# Task instructions
Go through the entries below and write each one out exactly.

(Extracts from a graphics dataset)
□ □ □ □
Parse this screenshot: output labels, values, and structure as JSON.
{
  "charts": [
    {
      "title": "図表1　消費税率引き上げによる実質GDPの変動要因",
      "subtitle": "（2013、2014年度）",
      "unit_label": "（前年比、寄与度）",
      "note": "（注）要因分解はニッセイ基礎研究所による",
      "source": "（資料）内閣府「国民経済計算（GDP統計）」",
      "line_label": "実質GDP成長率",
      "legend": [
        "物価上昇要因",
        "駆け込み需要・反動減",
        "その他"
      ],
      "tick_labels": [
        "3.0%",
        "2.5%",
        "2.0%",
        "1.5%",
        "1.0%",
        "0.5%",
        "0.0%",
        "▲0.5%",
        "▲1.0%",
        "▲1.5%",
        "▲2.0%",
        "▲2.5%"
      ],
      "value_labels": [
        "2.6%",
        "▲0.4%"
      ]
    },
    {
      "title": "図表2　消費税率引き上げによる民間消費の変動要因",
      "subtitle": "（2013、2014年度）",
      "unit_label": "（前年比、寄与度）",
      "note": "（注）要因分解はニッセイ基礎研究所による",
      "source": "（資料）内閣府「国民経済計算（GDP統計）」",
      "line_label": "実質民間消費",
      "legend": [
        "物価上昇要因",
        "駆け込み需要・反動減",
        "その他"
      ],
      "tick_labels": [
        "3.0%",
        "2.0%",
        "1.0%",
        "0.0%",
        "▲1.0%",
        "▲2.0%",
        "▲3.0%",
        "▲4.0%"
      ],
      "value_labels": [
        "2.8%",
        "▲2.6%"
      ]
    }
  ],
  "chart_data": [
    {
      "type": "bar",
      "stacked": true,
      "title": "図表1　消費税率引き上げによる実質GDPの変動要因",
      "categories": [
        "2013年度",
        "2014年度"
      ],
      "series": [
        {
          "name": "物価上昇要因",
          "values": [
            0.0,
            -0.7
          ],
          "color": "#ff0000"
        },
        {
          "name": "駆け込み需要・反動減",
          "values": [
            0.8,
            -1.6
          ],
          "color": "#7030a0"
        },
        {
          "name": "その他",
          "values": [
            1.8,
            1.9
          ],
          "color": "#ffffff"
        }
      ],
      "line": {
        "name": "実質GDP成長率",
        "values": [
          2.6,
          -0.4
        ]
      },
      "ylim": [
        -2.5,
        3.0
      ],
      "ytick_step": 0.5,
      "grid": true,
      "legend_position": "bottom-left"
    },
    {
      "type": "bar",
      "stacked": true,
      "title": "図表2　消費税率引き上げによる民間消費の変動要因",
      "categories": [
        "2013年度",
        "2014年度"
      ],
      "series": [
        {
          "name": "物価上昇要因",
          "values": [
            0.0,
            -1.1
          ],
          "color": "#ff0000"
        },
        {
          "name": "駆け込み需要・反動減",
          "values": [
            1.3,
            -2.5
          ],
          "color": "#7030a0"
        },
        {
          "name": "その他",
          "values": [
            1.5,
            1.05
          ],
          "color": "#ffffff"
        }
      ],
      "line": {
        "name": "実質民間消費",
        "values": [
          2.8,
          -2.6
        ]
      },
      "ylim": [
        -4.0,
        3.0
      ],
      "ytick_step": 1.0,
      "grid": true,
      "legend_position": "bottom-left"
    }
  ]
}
□ □ □ □
# Output
Parse this screenshot: output labels, values, and structure as JSON.
{
  "charts": [
    {
      "title": "図表1　消費税率引き上げによる実質GDPの変動要因",
      "subtitle": "（2013、2014年度）",
      "unit_label": "（前年比、寄与度）",
      "note": "（注）要因分解はニッセイ基礎研究所による",
      "source": "（資料）内閣府「国民経済計算（GDP統計）」",
      "line_label": "実質GDP成長率",
      "legend": [
        "物価上昇要因",
        "駆け込み需要・反動減",
        "その他"
      ],
      "tick_labels": [
        "3.0%",
        "2.5%",
        "2.0%",
        "1.5%",
        "1.0%",
        "0.5%",
        "0.0%",
        "▲0.5%",
        "▲1.0%",
        "▲1.5%",
        "▲2.0%",
        "▲2.5%"
      ],
      "value_labels": [
        "2.6%",
        "▲0.4%"
      ]
    },
    {
      "title": "図表2　消費税率引き上げによる民間消費の変動要因",
      "subtitle": "（2013、2014年度）",
      "unit_label": "（前年比、寄与度）",
      "note": "（注）要因分解はニッセイ基礎研究所による",
      "source": "（資料）内閣府「国民経済計算（GDP統計）」",
      "line_label": "実質民間消費",
      "legend": [
        "物価上昇要因",
        "駆け込み需要・反動減",
        "その他"
      ],
      "tick_labels": [
        "3.0%",
        "2.0%",
        "1.0%",
        "0.0%",
        "▲1.0%",
        "▲2.0%",
        "▲3.0%",
        "▲4.0%"
      ],
      "value_labels": [
        "2.8%",
        "▲2.6%"
      ]
    }
  ],
  "chart_data": [
    {
      "type": "bar",
      "stacked": true,
      "title": "図表1　消費税率引き上げによる実質GDPの変動要因",
      "categories": [
        "2013年度",
        "2014年度"
      ],
      "series": [
        {
          "name": "物価上昇要因",
          "values": [
            0.0,
            -0.7
          ],
          "color": "#ff0000"
        },
        {
          "name": "駆け込み需要・反動減",
          "values": [
            0.8,
            -1.6
          ],
          "color": "#7030a0"
        },
        {
          "name": "その他",
          "values": [
            1.8,
            1.9
          ],
          "color": "#ffffff"
        }
      ],
      "line": {
        "name": "実質GDP成長率",
        "values": [
          2.6,
          -0.4
        ]
      },
      "ylim": [
        -2.5,
        3.0
      ],
      "ytick_step": 0.5,
      "grid": true,
      "legend_position": "bottom-left"
    },
    {
      "type": "bar",
      "stacked": true,
      "title": "図表2　消費税率引き上げによる民間消費の変動要因",
      "categories": [
        "2013年度",
        "2014年度"
      ],
      "series": [
        {
          "name": "物価上昇要因",
          "values": [
            0.0,
            -1.1
          ],
          "color": "#ff0000"
        },
        {
          "name": "駆け込み需要・反動減",
          "values": [
            1.3,
            -2.5
          ],
          "color": "#7030a0"
        },
        {
          "name": "その他",
          "values": [
            1.5,
            1.05
          ],
          "color": "#ffffff"
        }
      ],
      "line": {
        "name": "実質民間消費",
        "values": [
          2.8,
          -2.6
        ]
      },
      "ylim": [
        -4.0,
        3.0
      ],
      "ytick_step": 1.0,
      "grid": true,
      "legend_position": "bottom-left"
    }
  ]
}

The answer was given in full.